RECORDS:
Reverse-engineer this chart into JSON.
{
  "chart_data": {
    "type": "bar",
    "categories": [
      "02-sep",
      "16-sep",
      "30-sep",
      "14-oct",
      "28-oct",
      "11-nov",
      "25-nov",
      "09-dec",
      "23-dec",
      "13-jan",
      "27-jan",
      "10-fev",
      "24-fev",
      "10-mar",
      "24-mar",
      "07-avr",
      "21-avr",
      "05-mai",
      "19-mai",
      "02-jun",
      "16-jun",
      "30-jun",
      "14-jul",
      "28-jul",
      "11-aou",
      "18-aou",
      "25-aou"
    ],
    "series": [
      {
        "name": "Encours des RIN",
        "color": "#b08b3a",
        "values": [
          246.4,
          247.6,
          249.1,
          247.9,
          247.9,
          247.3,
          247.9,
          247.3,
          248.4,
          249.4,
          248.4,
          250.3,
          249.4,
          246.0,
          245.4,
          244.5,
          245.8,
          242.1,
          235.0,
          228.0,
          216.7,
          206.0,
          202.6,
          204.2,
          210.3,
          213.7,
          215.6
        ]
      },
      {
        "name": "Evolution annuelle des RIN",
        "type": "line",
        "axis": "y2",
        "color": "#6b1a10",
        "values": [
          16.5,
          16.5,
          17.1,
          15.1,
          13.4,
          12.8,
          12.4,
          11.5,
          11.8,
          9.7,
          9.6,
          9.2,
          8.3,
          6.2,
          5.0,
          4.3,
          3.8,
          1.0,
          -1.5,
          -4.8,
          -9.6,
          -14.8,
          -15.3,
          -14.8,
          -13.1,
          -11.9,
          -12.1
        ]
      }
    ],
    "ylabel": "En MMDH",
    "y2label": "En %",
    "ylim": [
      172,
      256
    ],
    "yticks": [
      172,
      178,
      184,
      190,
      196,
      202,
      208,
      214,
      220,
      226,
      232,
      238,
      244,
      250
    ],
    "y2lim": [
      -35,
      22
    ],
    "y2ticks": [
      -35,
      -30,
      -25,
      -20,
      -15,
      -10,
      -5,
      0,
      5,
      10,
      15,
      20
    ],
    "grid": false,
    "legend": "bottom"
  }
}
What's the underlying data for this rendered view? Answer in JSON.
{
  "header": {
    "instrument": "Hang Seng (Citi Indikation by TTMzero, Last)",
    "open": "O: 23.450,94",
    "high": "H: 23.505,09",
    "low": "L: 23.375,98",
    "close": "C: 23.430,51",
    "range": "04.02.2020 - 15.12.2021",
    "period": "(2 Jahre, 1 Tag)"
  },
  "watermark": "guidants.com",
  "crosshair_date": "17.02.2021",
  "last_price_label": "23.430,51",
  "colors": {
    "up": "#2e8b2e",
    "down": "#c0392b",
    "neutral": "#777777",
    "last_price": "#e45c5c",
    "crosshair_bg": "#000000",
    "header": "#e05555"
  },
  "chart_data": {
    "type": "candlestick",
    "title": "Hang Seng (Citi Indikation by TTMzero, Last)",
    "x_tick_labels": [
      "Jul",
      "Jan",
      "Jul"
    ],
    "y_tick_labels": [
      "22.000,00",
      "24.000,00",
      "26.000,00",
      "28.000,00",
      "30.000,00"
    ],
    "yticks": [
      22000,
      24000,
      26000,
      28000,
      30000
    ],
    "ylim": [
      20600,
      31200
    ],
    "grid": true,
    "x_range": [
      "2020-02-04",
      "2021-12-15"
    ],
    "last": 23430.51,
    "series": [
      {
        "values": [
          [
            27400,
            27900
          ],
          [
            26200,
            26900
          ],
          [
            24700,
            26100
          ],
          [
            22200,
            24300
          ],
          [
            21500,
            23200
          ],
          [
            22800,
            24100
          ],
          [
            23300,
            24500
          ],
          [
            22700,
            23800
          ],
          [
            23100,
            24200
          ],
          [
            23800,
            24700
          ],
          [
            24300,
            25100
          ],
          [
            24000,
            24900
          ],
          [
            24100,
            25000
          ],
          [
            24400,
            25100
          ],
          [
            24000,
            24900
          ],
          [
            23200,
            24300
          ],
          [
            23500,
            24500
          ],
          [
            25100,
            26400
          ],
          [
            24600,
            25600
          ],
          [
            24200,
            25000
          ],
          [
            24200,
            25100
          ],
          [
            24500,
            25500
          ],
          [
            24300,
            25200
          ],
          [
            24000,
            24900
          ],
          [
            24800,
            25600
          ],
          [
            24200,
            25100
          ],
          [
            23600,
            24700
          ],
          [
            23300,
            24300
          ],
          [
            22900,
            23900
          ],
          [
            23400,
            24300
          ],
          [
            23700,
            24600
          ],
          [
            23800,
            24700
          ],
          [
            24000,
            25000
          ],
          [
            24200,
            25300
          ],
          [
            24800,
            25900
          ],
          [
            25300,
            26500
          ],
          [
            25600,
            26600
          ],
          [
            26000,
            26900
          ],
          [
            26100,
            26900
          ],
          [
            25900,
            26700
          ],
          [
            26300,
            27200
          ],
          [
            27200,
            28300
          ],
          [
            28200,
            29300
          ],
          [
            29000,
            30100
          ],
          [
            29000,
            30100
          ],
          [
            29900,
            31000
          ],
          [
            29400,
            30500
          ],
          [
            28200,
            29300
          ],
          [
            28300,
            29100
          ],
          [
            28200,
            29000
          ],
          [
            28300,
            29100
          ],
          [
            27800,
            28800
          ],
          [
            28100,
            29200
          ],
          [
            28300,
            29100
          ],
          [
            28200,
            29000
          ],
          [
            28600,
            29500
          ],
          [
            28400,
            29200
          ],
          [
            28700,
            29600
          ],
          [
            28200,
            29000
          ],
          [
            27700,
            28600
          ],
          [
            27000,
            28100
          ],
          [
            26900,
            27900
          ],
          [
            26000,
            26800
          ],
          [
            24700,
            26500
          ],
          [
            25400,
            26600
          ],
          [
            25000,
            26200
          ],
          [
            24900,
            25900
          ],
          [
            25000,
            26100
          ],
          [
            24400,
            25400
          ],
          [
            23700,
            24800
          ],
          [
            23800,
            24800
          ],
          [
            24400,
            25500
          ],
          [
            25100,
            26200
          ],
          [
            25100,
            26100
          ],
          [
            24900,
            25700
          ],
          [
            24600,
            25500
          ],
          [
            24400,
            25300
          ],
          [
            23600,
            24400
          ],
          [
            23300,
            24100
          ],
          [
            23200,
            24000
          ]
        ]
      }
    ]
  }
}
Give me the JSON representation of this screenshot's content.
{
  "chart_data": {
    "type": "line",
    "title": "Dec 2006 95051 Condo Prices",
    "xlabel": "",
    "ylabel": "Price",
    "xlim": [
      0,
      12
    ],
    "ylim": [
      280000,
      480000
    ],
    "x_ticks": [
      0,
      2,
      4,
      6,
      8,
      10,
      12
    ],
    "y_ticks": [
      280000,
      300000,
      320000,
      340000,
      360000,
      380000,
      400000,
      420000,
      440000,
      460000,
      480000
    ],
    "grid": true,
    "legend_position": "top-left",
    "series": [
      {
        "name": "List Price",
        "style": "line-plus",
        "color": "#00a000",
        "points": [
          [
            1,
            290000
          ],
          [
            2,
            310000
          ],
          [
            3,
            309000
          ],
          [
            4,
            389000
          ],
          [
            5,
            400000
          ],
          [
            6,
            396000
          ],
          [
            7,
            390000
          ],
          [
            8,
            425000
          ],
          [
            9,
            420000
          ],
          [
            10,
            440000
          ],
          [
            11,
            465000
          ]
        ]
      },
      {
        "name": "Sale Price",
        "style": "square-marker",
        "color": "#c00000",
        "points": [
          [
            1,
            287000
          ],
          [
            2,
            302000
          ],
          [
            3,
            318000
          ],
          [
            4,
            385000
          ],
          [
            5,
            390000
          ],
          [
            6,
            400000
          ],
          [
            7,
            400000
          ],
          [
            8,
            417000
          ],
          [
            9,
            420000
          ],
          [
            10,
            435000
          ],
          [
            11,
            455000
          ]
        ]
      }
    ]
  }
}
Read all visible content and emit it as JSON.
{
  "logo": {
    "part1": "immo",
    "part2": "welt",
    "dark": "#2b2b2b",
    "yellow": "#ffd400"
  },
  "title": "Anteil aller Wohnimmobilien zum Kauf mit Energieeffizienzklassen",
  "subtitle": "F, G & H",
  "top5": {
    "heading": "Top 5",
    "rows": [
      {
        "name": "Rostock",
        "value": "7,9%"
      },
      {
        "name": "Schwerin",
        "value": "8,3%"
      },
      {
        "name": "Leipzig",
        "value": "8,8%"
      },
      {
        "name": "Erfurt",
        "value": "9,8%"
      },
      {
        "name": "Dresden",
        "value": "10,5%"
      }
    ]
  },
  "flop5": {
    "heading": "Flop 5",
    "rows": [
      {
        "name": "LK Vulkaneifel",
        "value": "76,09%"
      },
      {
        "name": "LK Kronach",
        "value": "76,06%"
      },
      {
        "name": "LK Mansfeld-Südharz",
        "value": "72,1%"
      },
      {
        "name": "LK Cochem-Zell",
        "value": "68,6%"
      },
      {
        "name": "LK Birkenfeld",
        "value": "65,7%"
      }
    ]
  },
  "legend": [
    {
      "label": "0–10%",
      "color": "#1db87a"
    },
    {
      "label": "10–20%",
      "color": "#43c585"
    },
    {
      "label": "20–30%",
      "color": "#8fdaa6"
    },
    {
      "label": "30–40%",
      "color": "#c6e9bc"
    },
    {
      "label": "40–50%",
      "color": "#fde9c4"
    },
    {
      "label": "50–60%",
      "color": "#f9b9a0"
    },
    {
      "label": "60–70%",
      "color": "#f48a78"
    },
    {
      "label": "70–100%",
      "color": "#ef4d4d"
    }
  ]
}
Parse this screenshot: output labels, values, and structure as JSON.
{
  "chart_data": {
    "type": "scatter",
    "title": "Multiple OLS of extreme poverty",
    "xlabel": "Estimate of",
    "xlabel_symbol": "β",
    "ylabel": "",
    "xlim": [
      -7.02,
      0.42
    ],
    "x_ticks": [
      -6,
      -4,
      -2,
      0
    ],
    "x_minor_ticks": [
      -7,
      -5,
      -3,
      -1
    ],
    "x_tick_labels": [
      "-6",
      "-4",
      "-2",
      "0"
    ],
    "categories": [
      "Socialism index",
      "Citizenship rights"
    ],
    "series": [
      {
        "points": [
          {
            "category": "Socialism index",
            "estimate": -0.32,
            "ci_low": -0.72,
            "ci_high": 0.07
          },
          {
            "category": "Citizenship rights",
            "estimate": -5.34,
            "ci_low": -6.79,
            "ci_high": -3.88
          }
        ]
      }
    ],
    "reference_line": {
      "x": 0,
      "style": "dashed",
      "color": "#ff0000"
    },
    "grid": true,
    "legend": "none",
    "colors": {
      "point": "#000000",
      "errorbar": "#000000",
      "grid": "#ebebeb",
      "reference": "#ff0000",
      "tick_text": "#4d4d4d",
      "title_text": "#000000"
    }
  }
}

SET TASK:
Which lines of the data include "style"? Copy each of them.

SOLVED EXERCISE:
        "style": "line-plus",
        "style": "square-marker",
      "style": "dashed",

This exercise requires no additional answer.